● **Textauszug**:
======

Unternehmer behauptet, Russlands Premier stecke eine Riesensumme in ein Anwesen am Schwarzen Meer

Umgerechnet eine Milliarde US-Dollar soll der weiße Palast bisher verschlungen haben, der seit 2006 im italienischen Stil am russischen Ufer des Schwarzen Meeres errichtet wird. Die Summe ist selbst für hiesige Verhältnisse rekordverdächtig. Zumal Nikolai Schamalow – der Mann, der offiziell als Bauherr firmiert – nicht einmal zur Spitzengruppe von Russlands „Goldener Horde“ gehört. Schamalow, Miteigentümer eines Petersburger Unternehmens, das sich auf Baugruppen für standardisierte Einrichtungen des staatlichen Gesundheitswesens spezialisiert hat, sei nur ein Strohmann, behauptet jetzt dessen langjähriger Geschäftsfreund und Mitgesellschafter Sergej Kolesnikow. In Wahrheit gehöre die Luxusimmobilie Schamalows Freund: Premierminister Wladimir Putin.

So jedenfalls steht es in einem offenen Brief von Kolesnikow an Präsident Dmitri Medwedew, aus dem jetzt die einflussreiche und stets gut informierte Moskauer Wirtschaftszeitung „Wedomosti“ zitiert, die in Kooperation mit dem „Wall Street Journal“ herausgegeben wird. Er, so der Briefschreiber, habe den Palast selbst gesehen und im Oktober 2009 Einblick in Kalkulationen und Abrechnungen nehmen können. Daraus gehe auch hervor, dass die Zufahrtsstraße und die Stromleitung auf Staatskosten gebaut wurden. Undenkbar bei Privatresidenzen von Oligarchen.

======

● **Die Aufgaben**:
a – Übersetze bitte den Satz „Die Summe ist selbst für hiesige Verhältnisse rekordverdächtig.“ aus dem Textauszug ins Englische.
b – Erkläre in ein bis drei Sätzen, warum die Bausumme des Palastes laut Textauszug so auffällig ist.
c – Seit welchem Jahr wird der Palast am Schwarzen Meer laut Textauszug errichtet?

● **Rohdaten**:
======

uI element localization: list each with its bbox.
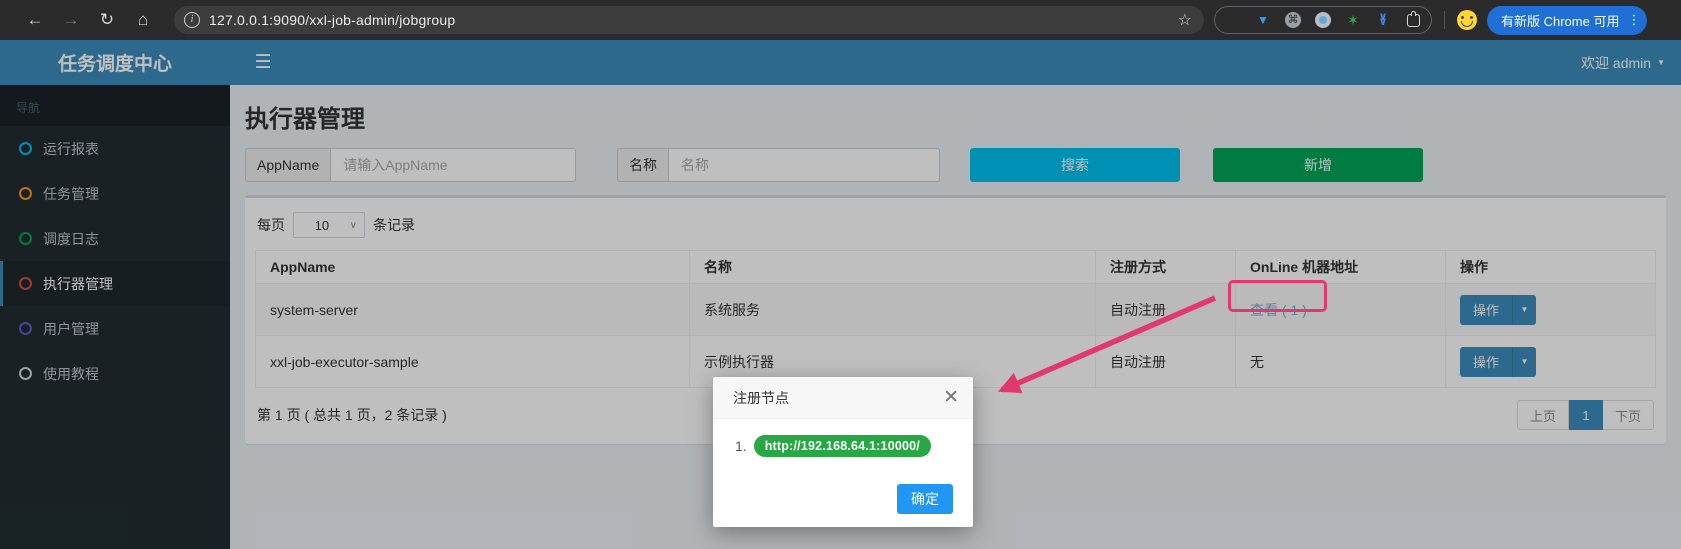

======

● **Ergebnisse**:
a – The sum is close to a record even by local standards.

b – Umgerechnet eine Milliarde US-Dollar ist selbst für hiesige Verhältnisse rekordverdächtig. Hinzu kommt, dass der offizielle Bauherr Nikolai Schamalow nicht einmal zur Spitzengruppe von Russlands „Goldener Horde“ gehört.

c – Seit 2006.